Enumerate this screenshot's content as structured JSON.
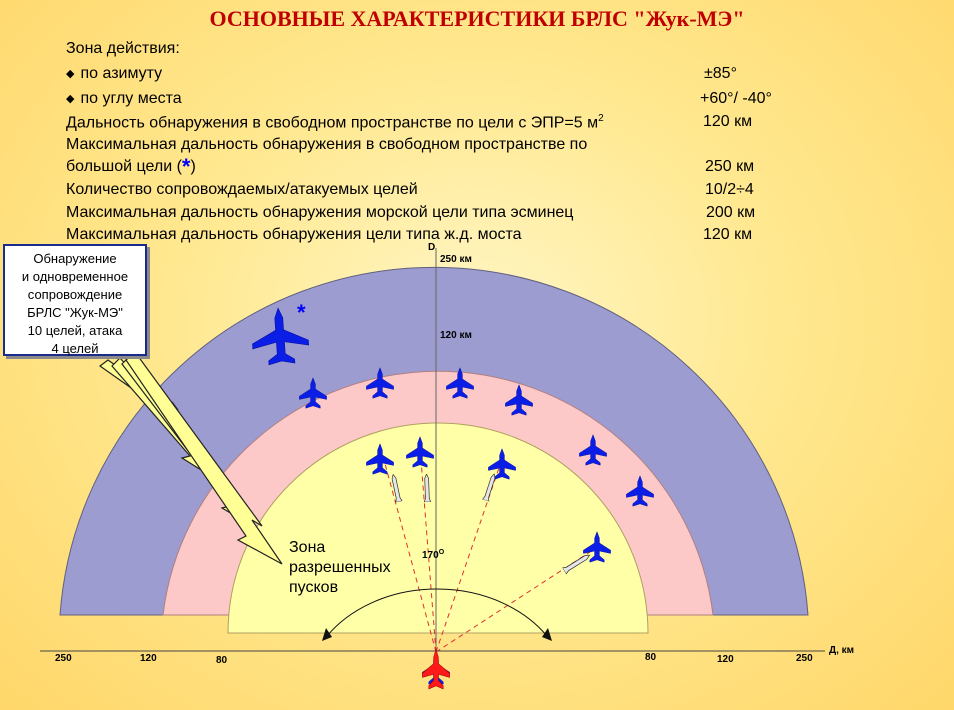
{
  "title": "ОСНОВНЫЕ ХАРАКТЕРИСТИКИ БРЛС \"Жук-МЭ\"",
  "specs": {
    "zone_label": "Зона действия:",
    "azimuth_label": "по азимуту",
    "azimuth_value": "±85°",
    "elevation_label": "по углу места",
    "elevation_value": "+60°/ -40°",
    "free_space_label": "Дальность обнаружения в свободном пространстве по цели с ЭПР=5 м",
    "free_space_sup": "2",
    "free_space_value": "120 км",
    "max_large_line1": "Максимальная дальность обнаружения  в свободном пространстве по",
    "max_large_line2a": "большой цели (",
    "max_large_star": "*",
    "max_large_line2b": ")",
    "max_large_value": "250 км",
    "tracked_label": "Количество сопровождаемых/атакуемых целей",
    "tracked_value": "10/2÷4",
    "sea_label": "Максимальная дальность обнаружения морской цели типа эсминец",
    "sea_value": "200 км",
    "bridge_label": "Максимальная дальность обнаружения цели типа ж.д. моста",
    "bridge_value": "120 км"
  },
  "callout_text": "Обнаружение\nи одновременное\nсопровождение\nБРЛС \"Жук-МЭ\"\n10 целей, атака\n4 целей",
  "zone_text": "Зона\nразрешенных\nпусков",
  "diagram": {
    "d_axis_label": "D",
    "range_250_label": "250 км",
    "range_120_label": "120 км",
    "angle_label": "170",
    "angle_sup": "O",
    "x_axis_label": "Д, км",
    "big_star": "*",
    "ticks": [
      "250",
      "120",
      "80",
      "80",
      "120",
      "250"
    ]
  },
  "colors": {
    "title": "#c00000",
    "outer_band": "#9c9cd0",
    "middle_band": "#fdc8c8",
    "inner_zone": "#ffffa8",
    "aircraft": "#0a1ee6",
    "own_fighter": "#ff1a1a",
    "arrow_fill": "#ffff96"
  }
}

[STATED PROBLEM] Nothing but the pictures may be dropped; output the records above exactly.

[PROBLEM SOLUTION]
Enumerate this screenshot's content as structured JSON.
{
  "title": "ОСНОВНЫЕ ХАРАКТЕРИСТИКИ БРЛС \"Жук-МЭ\"",
  "specs": {
    "zone_label": "Зона действия:",
    "azimuth_label": "по азимуту",
    "azimuth_value": "±85°",
    "elevation_label": "по углу места",
    "elevation_value": "+60°/ -40°",
    "free_space_label": "Дальность обнаружения в свободном пространстве по цели с ЭПР=5 м",
    "free_space_sup": "2",
    "free_space_value": "120 км",
    "max_large_line1": "Максимальная дальность обнаружения  в свободном пространстве по",
    "max_large_line2a": "большой цели (",
    "max_large_star": "*",
    "max_large_line2b": ")",
    "max_large_value": "250 км",
    "tracked_label": "Количество сопровождаемых/атакуемых целей",
    "tracked_value": "10/2÷4",
    "sea_label": "Максимальная дальность обнаружения морской цели типа эсминец",
    "sea_value": "200 км",
    "bridge_label": "Максимальная дальность обнаружения цели типа ж.д. моста",
    "bridge_value": "120 км"
  },
  "callout_text": "Обнаружение\nи одновременное\nсопровождение\nБРЛС \"Жук-МЭ\"\n10 целей, атака\n4 целей",
  "zone_text": "Зона\nразрешенных\nпусков",
  "diagram": {
    "d_axis_label": "D",
    "range_250_label": "250 км",
    "range_120_label": "120 км",
    "angle_label": "170",
    "angle_sup": "O",
    "x_axis_label": "Д, км",
    "big_star": "*",
    "ticks": [
      "250",
      "120",
      "80",
      "80",
      "120",
      "250"
    ]
  },
  "colors": {
    "title": "#c00000",
    "outer_band": "#9c9cd0",
    "middle_band": "#fdc8c8",
    "inner_zone": "#ffffa8",
    "aircraft": "#0a1ee6",
    "own_fighter": "#ff1a1a",
    "arrow_fill": "#ffff96"
  }
}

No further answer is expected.